━━━━━ RECORDS FOR THIS TASK

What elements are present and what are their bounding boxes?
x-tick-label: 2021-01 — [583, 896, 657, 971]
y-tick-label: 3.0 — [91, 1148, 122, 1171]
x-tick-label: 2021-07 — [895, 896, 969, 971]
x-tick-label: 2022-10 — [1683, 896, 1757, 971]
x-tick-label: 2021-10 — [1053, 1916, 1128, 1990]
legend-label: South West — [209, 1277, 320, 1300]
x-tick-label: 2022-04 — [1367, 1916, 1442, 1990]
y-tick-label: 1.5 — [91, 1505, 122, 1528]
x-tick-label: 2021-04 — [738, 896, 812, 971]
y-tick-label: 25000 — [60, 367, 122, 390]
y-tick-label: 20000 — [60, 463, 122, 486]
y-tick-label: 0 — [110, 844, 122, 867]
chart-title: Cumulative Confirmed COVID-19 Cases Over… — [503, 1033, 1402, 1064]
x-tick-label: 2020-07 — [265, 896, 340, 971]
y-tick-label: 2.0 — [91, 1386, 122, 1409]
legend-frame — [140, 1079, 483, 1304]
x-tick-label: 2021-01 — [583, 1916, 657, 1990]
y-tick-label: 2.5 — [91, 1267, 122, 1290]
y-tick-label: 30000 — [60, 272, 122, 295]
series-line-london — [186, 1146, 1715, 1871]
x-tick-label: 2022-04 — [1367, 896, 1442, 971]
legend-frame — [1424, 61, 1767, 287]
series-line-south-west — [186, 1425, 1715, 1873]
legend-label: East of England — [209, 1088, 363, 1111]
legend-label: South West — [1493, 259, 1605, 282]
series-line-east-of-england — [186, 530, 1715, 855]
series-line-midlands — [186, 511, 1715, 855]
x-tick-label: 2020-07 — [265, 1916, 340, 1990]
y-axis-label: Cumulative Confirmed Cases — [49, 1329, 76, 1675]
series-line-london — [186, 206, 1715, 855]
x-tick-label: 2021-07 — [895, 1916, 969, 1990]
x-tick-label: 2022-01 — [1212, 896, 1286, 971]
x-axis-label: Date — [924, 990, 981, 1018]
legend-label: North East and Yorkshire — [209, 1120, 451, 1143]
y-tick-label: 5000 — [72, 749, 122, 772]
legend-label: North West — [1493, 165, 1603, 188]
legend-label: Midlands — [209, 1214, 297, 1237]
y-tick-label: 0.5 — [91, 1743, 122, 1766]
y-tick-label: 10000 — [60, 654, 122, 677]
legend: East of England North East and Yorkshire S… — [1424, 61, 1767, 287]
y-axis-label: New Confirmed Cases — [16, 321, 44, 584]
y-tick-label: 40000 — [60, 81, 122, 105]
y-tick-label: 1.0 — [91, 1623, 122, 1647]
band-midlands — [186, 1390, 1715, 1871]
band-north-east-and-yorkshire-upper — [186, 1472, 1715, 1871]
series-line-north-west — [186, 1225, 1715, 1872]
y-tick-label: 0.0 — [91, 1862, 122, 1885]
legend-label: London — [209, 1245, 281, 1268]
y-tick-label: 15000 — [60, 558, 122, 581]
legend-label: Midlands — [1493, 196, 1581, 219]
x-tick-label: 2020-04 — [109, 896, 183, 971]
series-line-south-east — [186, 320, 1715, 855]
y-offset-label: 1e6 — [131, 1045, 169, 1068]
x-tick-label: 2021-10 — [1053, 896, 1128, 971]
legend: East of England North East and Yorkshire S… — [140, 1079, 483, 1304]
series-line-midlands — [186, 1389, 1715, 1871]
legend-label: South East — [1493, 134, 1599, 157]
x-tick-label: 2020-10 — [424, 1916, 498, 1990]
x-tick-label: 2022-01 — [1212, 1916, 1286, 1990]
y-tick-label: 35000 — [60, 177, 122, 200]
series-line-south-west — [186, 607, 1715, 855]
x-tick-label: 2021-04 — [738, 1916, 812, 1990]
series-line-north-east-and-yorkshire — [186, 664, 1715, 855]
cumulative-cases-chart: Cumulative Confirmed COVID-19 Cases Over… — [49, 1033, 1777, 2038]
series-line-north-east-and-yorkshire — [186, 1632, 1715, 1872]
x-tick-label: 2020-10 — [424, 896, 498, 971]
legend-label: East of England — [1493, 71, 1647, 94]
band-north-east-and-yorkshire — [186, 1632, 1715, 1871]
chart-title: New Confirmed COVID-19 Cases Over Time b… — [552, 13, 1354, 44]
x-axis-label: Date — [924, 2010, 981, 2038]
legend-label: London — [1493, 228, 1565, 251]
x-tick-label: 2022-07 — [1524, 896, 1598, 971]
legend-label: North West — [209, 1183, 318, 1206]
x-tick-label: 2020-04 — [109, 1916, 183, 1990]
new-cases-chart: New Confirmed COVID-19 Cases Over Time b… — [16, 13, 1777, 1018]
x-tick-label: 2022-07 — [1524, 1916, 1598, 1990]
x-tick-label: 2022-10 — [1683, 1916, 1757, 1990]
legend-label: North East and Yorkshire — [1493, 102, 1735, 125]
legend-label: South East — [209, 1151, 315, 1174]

━━━━━━━━━━

__AIM OF THE TASK__. Copy out every line above, word for word and in the same order.

__SOLUTION FOR THIS PROBLEM__.
What elements are present and what are their bounding boxes?
x-tick-label: 2021-01 — [583, 896, 657, 971]
y-tick-label: 3.0 — [91, 1148, 122, 1171]
x-tick-label: 2021-07 — [895, 896, 969, 971]
x-tick-label: 2022-10 — [1683, 896, 1757, 971]
x-tick-label: 2021-10 — [1053, 1916, 1128, 1990]
legend-label: South West — [209, 1277, 320, 1300]
x-tick-label: 2022-04 — [1367, 1916, 1442, 1990]
y-tick-label: 1.5 — [91, 1505, 122, 1528]
x-tick-label: 2021-04 — [738, 896, 812, 971]
y-tick-label: 25000 — [60, 367, 122, 390]
y-tick-label: 20000 — [60, 463, 122, 486]
y-tick-label: 0 — [110, 844, 122, 867]
chart-title: Cumulative Confirmed COVID-19 Cases Over… — [503, 1033, 1402, 1064]
x-tick-label: 2020-07 — [265, 896, 340, 971]
y-tick-label: 2.0 — [91, 1386, 122, 1409]
legend-frame — [140, 1079, 483, 1304]
x-tick-label: 2021-01 — [583, 1916, 657, 1990]
y-tick-label: 2.5 — [91, 1267, 122, 1290]
y-tick-label: 30000 — [60, 272, 122, 295]
series-line-london — [186, 1146, 1715, 1871]
x-tick-label: 2022-04 — [1367, 896, 1442, 971]
legend-frame — [1424, 61, 1767, 287]
series-line-south-west — [186, 1425, 1715, 1873]
legend-label: East of England — [209, 1088, 363, 1111]
legend-label: South West — [1493, 259, 1605, 282]
series-line-east-of-england — [186, 530, 1715, 855]
series-line-midlands — [186, 511, 1715, 855]
x-tick-label: 2020-07 — [265, 1916, 340, 1990]
y-axis-label: Cumulative Confirmed Cases — [49, 1329, 76, 1675]
series-line-london — [186, 206, 1715, 855]
x-tick-label: 2021-07 — [895, 1916, 969, 1990]
x-tick-label: 2022-01 — [1212, 896, 1286, 971]
x-axis-label: Date — [924, 990, 981, 1018]
legend-label: North East and Yorkshire — [209, 1120, 451, 1143]
y-tick-label: 5000 — [72, 749, 122, 772]
legend-label: North West — [1493, 165, 1603, 188]
legend-label: Midlands — [209, 1214, 297, 1237]
y-tick-label: 0.5 — [91, 1743, 122, 1766]
y-tick-label: 10000 — [60, 654, 122, 677]
legend: East of England North East and Yorkshire S… — [1424, 61, 1767, 287]
y-axis-label: New Confirmed Cases — [16, 321, 44, 584]
y-tick-label: 40000 — [60, 81, 122, 105]
y-tick-label: 1.0 — [91, 1623, 122, 1647]
band-midlands — [186, 1390, 1715, 1871]
band-north-east-and-yorkshire-upper — [186, 1472, 1715, 1871]
series-line-north-west — [186, 1225, 1715, 1872]
y-tick-label: 0.0 — [91, 1862, 122, 1885]
legend-label: London — [209, 1245, 281, 1268]
y-tick-label: 15000 — [60, 558, 122, 581]
legend-label: Midlands — [1493, 196, 1581, 219]
x-tick-label: 2020-04 — [109, 896, 183, 971]
series-line-south-east — [186, 320, 1715, 855]
y-offset-label: 1e6 — [131, 1045, 169, 1068]
x-tick-label: 2021-10 — [1053, 896, 1128, 971]
legend: East of England North East and Yorkshire S… — [140, 1079, 483, 1304]
series-line-midlands — [186, 1389, 1715, 1871]
legend-label: South East — [1493, 134, 1599, 157]
x-tick-label: 2020-10 — [424, 1916, 498, 1990]
x-tick-label: 2022-01 — [1212, 1916, 1286, 1990]
y-tick-label: 35000 — [60, 177, 122, 200]
series-line-south-west — [186, 607, 1715, 855]
x-tick-label: 2021-04 — [738, 1916, 812, 1990]
series-line-north-east-and-yorkshire — [186, 664, 1715, 855]
cumulative-cases-chart: Cumulative Confirmed COVID-19 Cases Over… — [49, 1033, 1777, 2038]
series-line-north-east-and-yorkshire — [186, 1632, 1715, 1872]
x-tick-label: 2020-10 — [424, 896, 498, 971]
legend-label: East of England — [1493, 71, 1647, 94]
band-north-east-and-yorkshire — [186, 1632, 1715, 1871]
chart-title: New Confirmed COVID-19 Cases Over Time b… — [552, 13, 1354, 44]
x-axis-label: Date — [924, 2010, 981, 2038]
legend-label: London — [1493, 228, 1565, 251]
x-tick-label: 2022-07 — [1524, 896, 1598, 971]
legend-label: North West — [209, 1183, 318, 1206]
x-tick-label: 2020-04 — [109, 1916, 183, 1990]
new-cases-chart: New Confirmed COVID-19 Cases Over Time b… — [16, 13, 1777, 1018]
x-tick-label: 2022-07 — [1524, 1916, 1598, 1990]
x-tick-label: 2022-10 — [1683, 1916, 1757, 1990]
legend-label: North East and Yorkshire — [1493, 102, 1735, 125]
legend-label: South East — [209, 1151, 315, 1174]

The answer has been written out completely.